Copy out the lines from the one with "colorbar-tick-label: -15 bbox=[232, 817, 251, 832]" up to and including the one with "colorbar-ticks: -25 -20", reproducing each without any change.

— start DATASET EXCERPTS —

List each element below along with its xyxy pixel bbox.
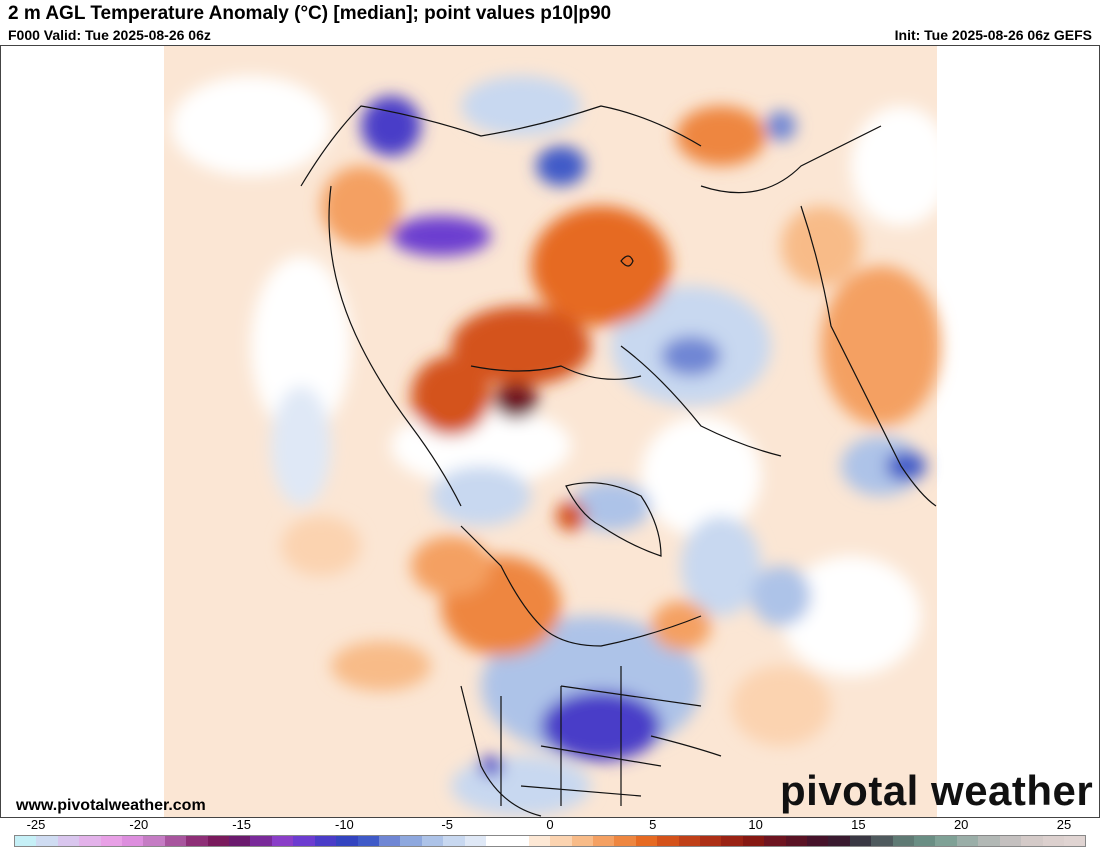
colorbar-tick-label: -15 bbox=[232, 817, 251, 832]
colorbar-cell bbox=[528, 836, 551, 846]
colorbar-tick-label: -20 bbox=[129, 817, 149, 832]
colorbar-cell bbox=[1042, 836, 1064, 846]
colorbar-cell bbox=[635, 836, 658, 846]
colorbar-cell bbox=[485, 836, 508, 846]
website-watermark: www.pivotalweather.com bbox=[16, 797, 206, 814]
colorbar-cell bbox=[443, 836, 465, 846]
colorbar-cell bbox=[592, 836, 615, 846]
colorbar-cell bbox=[956, 836, 979, 846]
colorbar-cell bbox=[250, 836, 272, 846]
colorbar-cell bbox=[571, 836, 593, 846]
colorbar-tick-label: 0 bbox=[546, 817, 554, 832]
colorbar-cell bbox=[357, 836, 379, 846]
colorbar-tick-label: -5 bbox=[441, 817, 453, 832]
anomaly-field bbox=[171, 76, 951, 816]
colorbar-cell bbox=[742, 836, 765, 846]
colorbar-cell bbox=[57, 836, 80, 846]
colorbar-cell bbox=[79, 836, 101, 846]
colorbar-cell bbox=[421, 836, 444, 846]
colorbar-cell bbox=[764, 836, 786, 846]
colorbar-cell bbox=[378, 836, 401, 846]
colorbar-cell bbox=[164, 836, 187, 846]
colorbar-cell bbox=[550, 836, 572, 846]
colorbar-cell bbox=[314, 836, 337, 846]
colorbar-cell bbox=[336, 836, 358, 846]
colorbar-cell bbox=[935, 836, 957, 846]
colorbar-cell bbox=[464, 836, 486, 846]
colorbar-ticks: -25 -20 -15 -10 -5 0 5 10 15 20 25 bbox=[0, 817, 1100, 833]
colorbar-cell bbox=[15, 836, 37, 846]
colorbar-tick-label: 25 bbox=[1056, 817, 1072, 832]
colorbar-cell bbox=[271, 836, 294, 846]
map-panel[interactable] bbox=[0, 45, 1100, 818]
colorbar-cell bbox=[657, 836, 679, 846]
colorbar-cell bbox=[828, 836, 850, 846]
colorbar-cell bbox=[143, 836, 165, 846]
anomaly-map bbox=[164, 46, 951, 817]
coastlines bbox=[300, 105, 937, 817]
colorbar-cell bbox=[807, 836, 829, 846]
colorbar-cell bbox=[1021, 836, 1043, 846]
colorbar-cell bbox=[785, 836, 808, 846]
colorbar-tick-label: 5 bbox=[649, 817, 657, 832]
valid-time: F000 Valid: Tue 2025-08-26 06z bbox=[8, 27, 211, 43]
colorbar-tick-label: 10 bbox=[748, 817, 763, 832]
colorbar-tick-label: 20 bbox=[953, 817, 969, 832]
map-title: 2 m AGL Temperature Anomaly (°C) [median… bbox=[8, 3, 612, 24]
colorbar-cell bbox=[100, 836, 123, 846]
colorbar-cell bbox=[978, 836, 1000, 846]
colorbar-cell bbox=[678, 836, 700, 846]
brand-logo: pivotal weather bbox=[780, 767, 1094, 814]
colorbar-tick-label: 15 bbox=[851, 817, 866, 832]
colorbar-tick-label: -10 bbox=[334, 817, 354, 832]
colorbar-cell bbox=[721, 836, 743, 846]
colorbar-cell bbox=[871, 836, 893, 846]
colorbar-cell bbox=[229, 836, 251, 846]
colorbar-cell bbox=[1063, 836, 1086, 846]
colorbar-cell bbox=[700, 836, 722, 846]
colorbar-cell bbox=[849, 836, 872, 846]
colorbar bbox=[14, 835, 1086, 847]
colorbar-cell bbox=[999, 836, 1022, 846]
colorbar-cell bbox=[507, 836, 529, 846]
colorbar-cell bbox=[186, 836, 208, 846]
colorbar-cell bbox=[614, 836, 636, 846]
colorbar-cell bbox=[293, 836, 315, 846]
colorbar-cell bbox=[892, 836, 915, 846]
init-time: Init: Tue 2025-08-26 06z GEFS bbox=[894, 27, 1092, 43]
colorbar-tick-label: -25 bbox=[26, 817, 46, 832]
colorbar-cell bbox=[207, 836, 230, 846]
colorbar-cell bbox=[36, 836, 58, 846]
colorbar-cell bbox=[914, 836, 936, 846]
colorbar-cell bbox=[400, 836, 422, 846]
colorbar-cell bbox=[122, 836, 144, 846]
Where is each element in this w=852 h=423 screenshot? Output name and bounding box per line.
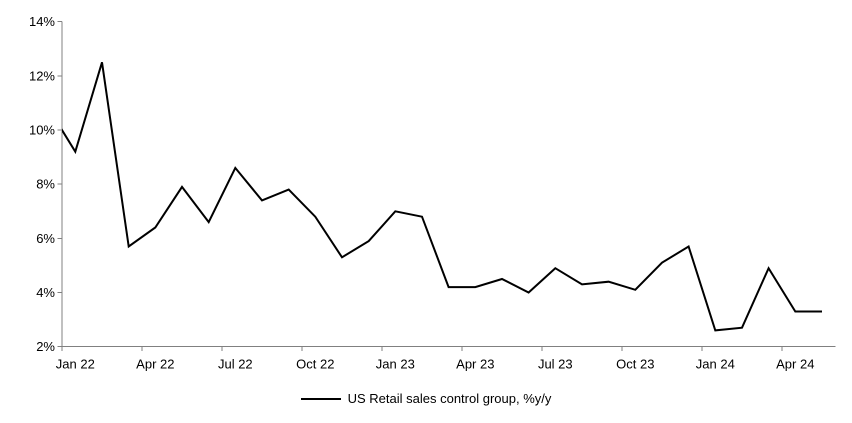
y-axis-tick-label: 4% [36, 285, 55, 300]
y-axis-tick-label: 14% [29, 14, 55, 29]
x-axis-tick-label: Apr 24 [776, 357, 814, 372]
series-line [62, 62, 822, 332]
x-axis-tick-label: Apr 22 [136, 357, 174, 372]
x-axis-tick-label: Jan 24 [696, 357, 735, 372]
y-axis-tick-label: 8% [36, 177, 55, 192]
legend-line-sample [300, 397, 341, 400]
y-axis-tick-label: 2% [36, 339, 55, 354]
chart-legend: US Retail sales control group, %y/y [0, 391, 852, 406]
x-axis-tick-label: Oct 23 [616, 357, 654, 372]
x-axis-tick-label: Jan 22 [56, 357, 95, 372]
x-axis-tick-label: Apr 23 [456, 357, 494, 372]
x-axis-tick-label: Jan 23 [376, 357, 415, 372]
x-axis-tick-label: Jul 22 [218, 357, 253, 372]
y-axis-tick-label: 12% [29, 68, 55, 83]
y-axis-tick-label: 6% [36, 231, 55, 246]
x-axis-tick-label: Oct 22 [296, 357, 334, 372]
legend-label: US Retail sales control group, %y/y [347, 391, 552, 406]
x-axis-tick-label: Jul 23 [538, 357, 573, 372]
y-axis-tick-label: 10% [29, 123, 55, 138]
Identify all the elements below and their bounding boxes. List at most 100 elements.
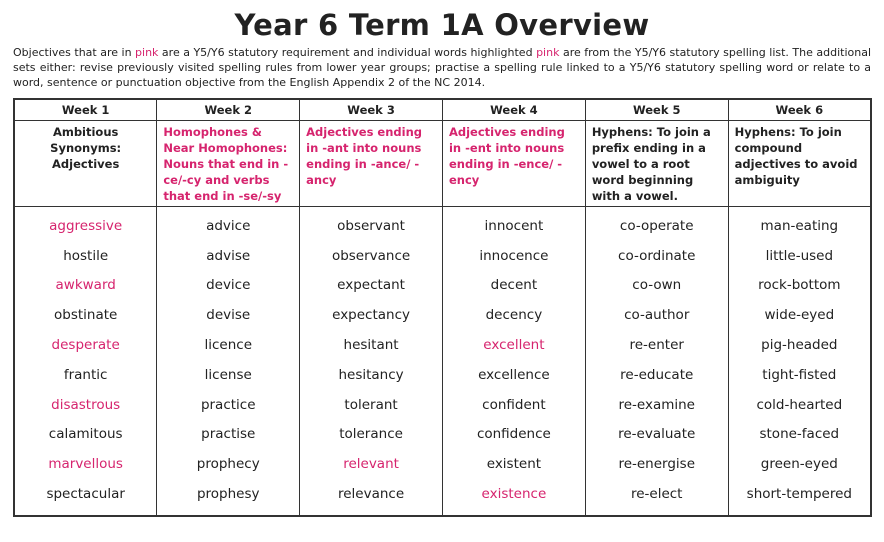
word-cell: innocent xyxy=(441,206,586,241)
intro-text: Objectives that are in xyxy=(13,46,136,59)
word-cell: re-educate xyxy=(584,359,729,390)
spelling-word: pig-headed xyxy=(761,337,838,354)
word-cell: frantic xyxy=(13,359,158,390)
spelling-word: prophecy xyxy=(196,456,260,473)
spelling-word: re-energise xyxy=(618,456,696,473)
word-cell: re-evaluate xyxy=(584,419,729,450)
spelling-word: practise xyxy=(201,426,256,443)
word-row: spectacular prophesy relevance existence re-… xyxy=(13,479,872,516)
spelling-word: co-author xyxy=(624,307,690,324)
spelling-word: license xyxy=(204,366,252,383)
spelling-word: stone-faced xyxy=(759,426,840,443)
spelling-word: green-eyed xyxy=(760,456,838,473)
word-cell: device xyxy=(156,270,301,301)
spelling-word: hesitant xyxy=(343,337,399,354)
word-cell: green-eyed xyxy=(727,449,872,480)
intro-text: pink xyxy=(135,46,159,59)
week-header: Week 4 xyxy=(441,99,586,121)
spelling-word: cold-hearted xyxy=(756,396,843,413)
spelling-word: wide-eyed xyxy=(764,307,835,324)
spelling-word: innocent xyxy=(484,217,544,234)
word-cell: co-own xyxy=(584,270,729,301)
word-cell: observant xyxy=(299,206,443,241)
word-cell: short-tempered xyxy=(727,479,872,516)
intro-text: are from the Y5/Y6 statutory spelling li… xyxy=(13,46,871,89)
spelling-word: decency xyxy=(485,307,543,324)
word-cell: marvellous xyxy=(13,449,158,480)
spelling-word: observant xyxy=(337,217,405,234)
word-cell: re-enter xyxy=(584,330,729,360)
intro-text: pink xyxy=(536,46,560,59)
spelling-word: excellence xyxy=(478,366,550,383)
topic: Hyphens: To join a prefix ending in a vo… xyxy=(584,120,729,207)
spelling-word: disastrous xyxy=(51,396,121,413)
word-row: disastrous practice tolerant confident re-ex… xyxy=(13,389,872,420)
spelling-word: relevant xyxy=(343,456,399,473)
spelling-word: obstinate xyxy=(53,307,118,324)
word-cell: wide-eyed xyxy=(727,300,872,331)
word-cell: excellence xyxy=(441,359,586,390)
word-cell: little-used xyxy=(727,240,872,271)
spelling-word: frantic xyxy=(63,366,108,383)
page: Year 6 Term 1A Overview Objectives that … xyxy=(0,8,884,542)
word-row: calamitous practise tolerance confidence re-… xyxy=(13,419,872,450)
title: Year 6 Term 1A Overview xyxy=(234,8,650,42)
word-cell: aggressive xyxy=(13,206,158,241)
spelling-word: man-eating xyxy=(760,217,839,234)
word-cell: confident xyxy=(441,389,586,420)
word-cell: tight-fisted xyxy=(727,359,872,390)
topic: Adjectives ending in -ant into nouns end… xyxy=(299,120,443,207)
word-cell: prophecy xyxy=(156,449,301,480)
word-cell: co-ordinate xyxy=(584,240,729,271)
word-row: obstinate devise expectancy decency co-autho… xyxy=(13,300,872,331)
spelling-word: aggressive xyxy=(49,217,123,234)
word-cell: disastrous xyxy=(13,389,158,420)
spelling-word: innocence xyxy=(479,247,549,264)
word-cell: re-energise xyxy=(584,449,729,480)
word-row: desperate licence hesitant excellent re-ente… xyxy=(13,330,872,360)
overview-table: Week 1 Week 2 Week 3 Week 4 Week 5 Week 6 Ambi… xyxy=(13,98,872,517)
word-cell: expectant xyxy=(299,270,443,301)
spelling-word: existent xyxy=(486,456,542,473)
word-cell: pig-headed xyxy=(727,330,872,360)
spelling-word: advise xyxy=(206,247,251,264)
intro: Objectives that are in pink are a Y5/Y6 … xyxy=(13,45,871,90)
week-header: Week 5 xyxy=(584,99,729,121)
word-cell: cold-hearted xyxy=(727,389,872,420)
word-cell: rock-bottom xyxy=(727,270,872,301)
spelling-word: re-educate xyxy=(620,366,694,383)
spelling-word: confident xyxy=(482,396,546,413)
word-cell: excellent xyxy=(441,330,586,360)
word-cell: calamitous xyxy=(13,419,158,450)
spelling-word: re-evaluate xyxy=(618,426,696,443)
spelling-word: desperate xyxy=(51,337,120,354)
spelling-word: existence xyxy=(481,486,547,503)
word-row: awkward device expectant decent co-own rock-b… xyxy=(13,270,872,301)
spelling-word: decent xyxy=(490,277,538,294)
word-cell: advise xyxy=(156,240,301,271)
spelling-word: marvellous xyxy=(48,456,123,473)
word-cell: hesitant xyxy=(299,330,443,360)
spelling-word: relevance xyxy=(337,486,405,503)
week-header: Week 6 xyxy=(727,99,872,121)
spelling-word: tight-fisted xyxy=(762,366,837,383)
spelling-word: co-operate xyxy=(619,217,694,234)
week-header: Week 1 xyxy=(13,99,158,121)
spelling-word: re-enter xyxy=(629,337,684,354)
spelling-word: excellent xyxy=(483,337,545,354)
spelling-word: short-tempered xyxy=(746,486,852,503)
word-cell: relevance xyxy=(299,479,443,516)
topic-row: Ambitious Synonyms: Adjectives Homophones… xyxy=(13,120,872,207)
word-cell: tolerance xyxy=(299,419,443,450)
word-cell: decent xyxy=(441,270,586,301)
word-cell: awkward xyxy=(13,270,158,301)
spelling-word: observance xyxy=(331,247,411,264)
topic: Ambitious Synonyms: Adjectives xyxy=(13,120,158,207)
word-cell: practise xyxy=(156,419,301,450)
intro-text: are a Y5/Y6 statutory requirement and in… xyxy=(158,46,537,59)
word-cell: hesitancy xyxy=(299,359,443,390)
word-cell: innocence xyxy=(441,240,586,271)
word-cell: man-eating xyxy=(727,206,872,241)
word-cell: desperate xyxy=(13,330,158,360)
spelling-word: spectacular xyxy=(46,486,125,503)
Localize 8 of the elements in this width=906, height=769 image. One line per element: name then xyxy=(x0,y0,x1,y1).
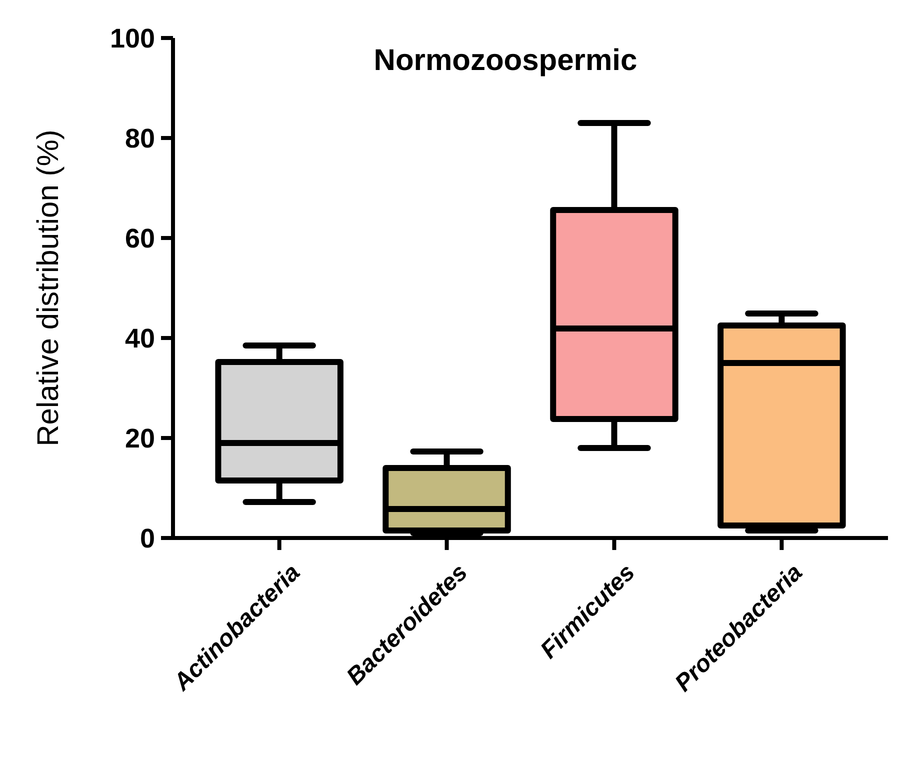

— end DATASET EXCERPTS —

EXERCISE SOLUTION:
colorbar-tick-label: -15 bbox=[232, 817, 251, 832]
colorbar-cell bbox=[528, 836, 551, 846]
colorbar-tick-label: -20 bbox=[129, 817, 149, 832]
colorbar-cell bbox=[1042, 836, 1064, 846]
colorbar-cell bbox=[635, 836, 658, 846]
colorbar-cell bbox=[485, 836, 508, 846]
website-watermark: www.pivotalweather.com bbox=[16, 797, 206, 814]
colorbar-cell bbox=[443, 836, 465, 846]
colorbar-cell bbox=[592, 836, 615, 846]
colorbar-cell bbox=[956, 836, 979, 846]
colorbar-cell bbox=[250, 836, 272, 846]
colorbar-cell bbox=[571, 836, 593, 846]
colorbar-tick-label: 0 bbox=[546, 817, 554, 832]
colorbar-cell bbox=[357, 836, 379, 846]
colorbar-tick-label: -5 bbox=[441, 817, 453, 832]
anomaly-field bbox=[171, 76, 951, 816]
colorbar-cell bbox=[742, 836, 765, 846]
colorbar-cell bbox=[57, 836, 80, 846]
colorbar-cell bbox=[79, 836, 101, 846]
colorbar-cell bbox=[421, 836, 444, 846]
colorbar-cell bbox=[764, 836, 786, 846]
colorbar-cell bbox=[378, 836, 401, 846]
colorbar-cell bbox=[164, 836, 187, 846]
colorbar-cell bbox=[550, 836, 572, 846]
colorbar-cell bbox=[314, 836, 337, 846]
colorbar-cell bbox=[336, 836, 358, 846]
colorbar-cell bbox=[935, 836, 957, 846]
colorbar-cell bbox=[464, 836, 486, 846]
colorbar-ticks: -25 -20 -15 -10 -5 0 5 10 15 20 25 bbox=[0, 817, 1100, 833]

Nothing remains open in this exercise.